[What you will do]
Please answer these from the Watson article below:
(a) Which two players is Watson facing on Jeopardy?
(b) What chess-winning supercomputer did Watson's maker also build?
(c) Which futurist does the writer side with?

(Supplied passage begins)

Jeopardy Proves the End Is Nigh, Watson Will Enslave Us Soon

Concern for the post-singularity future of the human race has suddenly reached a tipping point into common consciousness, thanks to Jeopardy. If you haven’t been following the news, a supercomputer made by IBM named “Watson” is currently facing off against Jeopardy’s two all-time best players, the kind of squirrely Ken Jennings and not-very-squirrely Brad Rutter. IBM also made Deep Blue, the world’s most unsettling chess-winning supercomputer.

I’m not gonna ruin this for you, because I really think you should be concerned, so I’ve embedded the videos below for other people like me who don’t have the moving pictures on the TV. Maybe I’ve just been watching too many consecutive episodes of The Sarah Connor Chronicles lately (I have), but seeing Watson get a streak of answers right without breaking a virtual sweat has me alternately elated and horrified. I think I’m happy about this triumph of modern supertechnology, but my teeth are clenched in a bracing-for-our-overlords kind of way. I’ll have to side with futurist Ray Kurzweil on this one: “It is going to be more difficult to seriously argue that there are human tasks that computers will never achieve.”

(Supplied passage ends)
(Data shown begins)

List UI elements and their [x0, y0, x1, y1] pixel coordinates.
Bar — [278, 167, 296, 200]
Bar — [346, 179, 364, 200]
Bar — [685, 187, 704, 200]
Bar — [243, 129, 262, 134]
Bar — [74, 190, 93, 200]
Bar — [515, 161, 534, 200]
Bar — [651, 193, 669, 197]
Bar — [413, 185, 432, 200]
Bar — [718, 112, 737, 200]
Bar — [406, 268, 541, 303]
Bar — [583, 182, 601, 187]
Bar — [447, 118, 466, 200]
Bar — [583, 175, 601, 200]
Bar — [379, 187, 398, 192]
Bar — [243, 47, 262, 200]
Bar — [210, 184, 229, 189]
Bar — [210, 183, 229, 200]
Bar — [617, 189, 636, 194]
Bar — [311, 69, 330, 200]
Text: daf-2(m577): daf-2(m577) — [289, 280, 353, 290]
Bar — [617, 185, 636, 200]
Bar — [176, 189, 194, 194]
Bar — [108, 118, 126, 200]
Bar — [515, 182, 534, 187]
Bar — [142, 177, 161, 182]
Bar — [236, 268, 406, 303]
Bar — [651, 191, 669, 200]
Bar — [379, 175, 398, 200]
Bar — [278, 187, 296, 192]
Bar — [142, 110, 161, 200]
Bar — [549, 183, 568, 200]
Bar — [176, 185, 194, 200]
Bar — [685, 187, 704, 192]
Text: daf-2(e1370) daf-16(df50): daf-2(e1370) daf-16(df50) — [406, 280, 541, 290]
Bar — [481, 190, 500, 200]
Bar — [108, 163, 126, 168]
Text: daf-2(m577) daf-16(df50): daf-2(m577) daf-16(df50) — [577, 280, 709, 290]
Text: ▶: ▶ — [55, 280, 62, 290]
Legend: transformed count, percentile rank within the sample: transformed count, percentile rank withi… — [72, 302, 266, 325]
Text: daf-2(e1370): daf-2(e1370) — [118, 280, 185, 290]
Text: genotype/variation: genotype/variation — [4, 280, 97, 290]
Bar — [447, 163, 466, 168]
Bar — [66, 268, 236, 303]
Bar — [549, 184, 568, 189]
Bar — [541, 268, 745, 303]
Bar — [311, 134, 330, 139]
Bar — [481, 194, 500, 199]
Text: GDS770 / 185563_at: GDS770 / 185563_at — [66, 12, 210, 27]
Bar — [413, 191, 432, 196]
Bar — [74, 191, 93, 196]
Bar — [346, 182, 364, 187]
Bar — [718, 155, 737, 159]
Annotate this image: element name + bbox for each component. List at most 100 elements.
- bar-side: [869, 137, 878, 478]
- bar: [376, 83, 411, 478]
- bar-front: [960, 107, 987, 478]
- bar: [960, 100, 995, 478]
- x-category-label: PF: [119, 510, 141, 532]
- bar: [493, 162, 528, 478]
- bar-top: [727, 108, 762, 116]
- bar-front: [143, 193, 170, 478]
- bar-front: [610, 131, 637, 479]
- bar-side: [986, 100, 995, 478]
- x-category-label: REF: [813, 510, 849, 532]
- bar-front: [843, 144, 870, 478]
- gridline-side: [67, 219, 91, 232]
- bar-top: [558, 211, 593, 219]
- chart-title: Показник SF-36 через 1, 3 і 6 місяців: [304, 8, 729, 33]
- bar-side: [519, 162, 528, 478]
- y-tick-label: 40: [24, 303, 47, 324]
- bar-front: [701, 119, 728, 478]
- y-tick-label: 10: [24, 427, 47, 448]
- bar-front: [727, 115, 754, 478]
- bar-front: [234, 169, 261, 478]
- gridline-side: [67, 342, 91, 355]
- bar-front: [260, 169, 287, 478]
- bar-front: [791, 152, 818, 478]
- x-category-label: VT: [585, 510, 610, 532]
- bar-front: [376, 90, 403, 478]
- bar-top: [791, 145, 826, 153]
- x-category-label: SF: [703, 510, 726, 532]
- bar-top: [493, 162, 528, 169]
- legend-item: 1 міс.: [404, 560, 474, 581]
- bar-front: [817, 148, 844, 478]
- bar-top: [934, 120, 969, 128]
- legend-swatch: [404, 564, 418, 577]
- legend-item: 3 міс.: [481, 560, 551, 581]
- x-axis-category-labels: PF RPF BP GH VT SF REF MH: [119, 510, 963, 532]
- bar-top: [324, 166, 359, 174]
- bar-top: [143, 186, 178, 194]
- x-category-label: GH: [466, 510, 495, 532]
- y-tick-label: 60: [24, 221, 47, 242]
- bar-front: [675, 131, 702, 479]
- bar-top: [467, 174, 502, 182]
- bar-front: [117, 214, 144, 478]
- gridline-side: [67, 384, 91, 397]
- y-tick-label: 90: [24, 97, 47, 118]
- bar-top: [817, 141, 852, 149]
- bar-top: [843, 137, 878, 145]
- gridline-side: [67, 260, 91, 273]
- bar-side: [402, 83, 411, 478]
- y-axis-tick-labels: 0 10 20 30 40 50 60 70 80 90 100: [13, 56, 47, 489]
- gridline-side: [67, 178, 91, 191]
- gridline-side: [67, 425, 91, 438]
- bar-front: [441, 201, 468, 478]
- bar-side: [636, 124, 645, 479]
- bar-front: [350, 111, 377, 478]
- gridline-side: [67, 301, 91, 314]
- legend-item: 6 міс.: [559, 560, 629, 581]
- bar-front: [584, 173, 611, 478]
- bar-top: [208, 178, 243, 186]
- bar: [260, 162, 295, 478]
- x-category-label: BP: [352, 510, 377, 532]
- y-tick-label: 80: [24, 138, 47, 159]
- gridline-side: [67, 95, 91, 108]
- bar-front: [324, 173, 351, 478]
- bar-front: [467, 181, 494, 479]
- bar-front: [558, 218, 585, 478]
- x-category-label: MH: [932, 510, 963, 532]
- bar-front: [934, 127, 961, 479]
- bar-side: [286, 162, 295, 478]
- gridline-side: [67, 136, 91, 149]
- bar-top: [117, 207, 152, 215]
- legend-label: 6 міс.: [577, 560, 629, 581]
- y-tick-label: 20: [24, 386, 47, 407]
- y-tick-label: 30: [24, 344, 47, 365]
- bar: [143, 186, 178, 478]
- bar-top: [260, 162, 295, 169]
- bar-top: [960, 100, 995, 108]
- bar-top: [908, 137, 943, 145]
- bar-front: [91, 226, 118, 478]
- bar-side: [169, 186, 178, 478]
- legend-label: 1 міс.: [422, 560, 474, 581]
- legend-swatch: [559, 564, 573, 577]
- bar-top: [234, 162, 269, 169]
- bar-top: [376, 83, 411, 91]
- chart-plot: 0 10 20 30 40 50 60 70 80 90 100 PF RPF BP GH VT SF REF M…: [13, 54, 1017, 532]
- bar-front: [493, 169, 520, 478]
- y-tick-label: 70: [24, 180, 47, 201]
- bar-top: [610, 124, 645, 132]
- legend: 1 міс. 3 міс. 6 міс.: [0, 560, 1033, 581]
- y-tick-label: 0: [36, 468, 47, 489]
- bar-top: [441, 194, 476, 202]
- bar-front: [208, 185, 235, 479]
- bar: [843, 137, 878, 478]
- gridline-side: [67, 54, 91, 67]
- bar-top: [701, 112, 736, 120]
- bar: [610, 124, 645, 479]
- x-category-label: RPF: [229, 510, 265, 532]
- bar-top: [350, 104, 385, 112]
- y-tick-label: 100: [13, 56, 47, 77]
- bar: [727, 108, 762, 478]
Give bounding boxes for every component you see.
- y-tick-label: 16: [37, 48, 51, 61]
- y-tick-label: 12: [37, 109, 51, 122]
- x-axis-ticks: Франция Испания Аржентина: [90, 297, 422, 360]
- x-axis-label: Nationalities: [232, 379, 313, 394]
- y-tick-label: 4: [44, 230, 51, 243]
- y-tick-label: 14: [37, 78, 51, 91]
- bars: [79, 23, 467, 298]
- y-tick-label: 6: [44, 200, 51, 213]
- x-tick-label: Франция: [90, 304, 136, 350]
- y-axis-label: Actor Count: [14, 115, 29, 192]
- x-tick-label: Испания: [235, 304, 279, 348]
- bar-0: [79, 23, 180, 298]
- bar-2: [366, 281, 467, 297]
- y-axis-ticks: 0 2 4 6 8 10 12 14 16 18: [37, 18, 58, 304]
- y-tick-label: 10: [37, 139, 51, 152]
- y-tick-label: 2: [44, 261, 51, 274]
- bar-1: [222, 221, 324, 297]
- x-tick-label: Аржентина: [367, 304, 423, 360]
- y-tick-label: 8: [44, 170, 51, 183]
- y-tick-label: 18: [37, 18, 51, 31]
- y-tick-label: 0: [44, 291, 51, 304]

(Data shown ends)

[Answer below]
(a) Ken Jennings and Brad Rutter
(b) Deep Blue
(c) Ray Kurzweil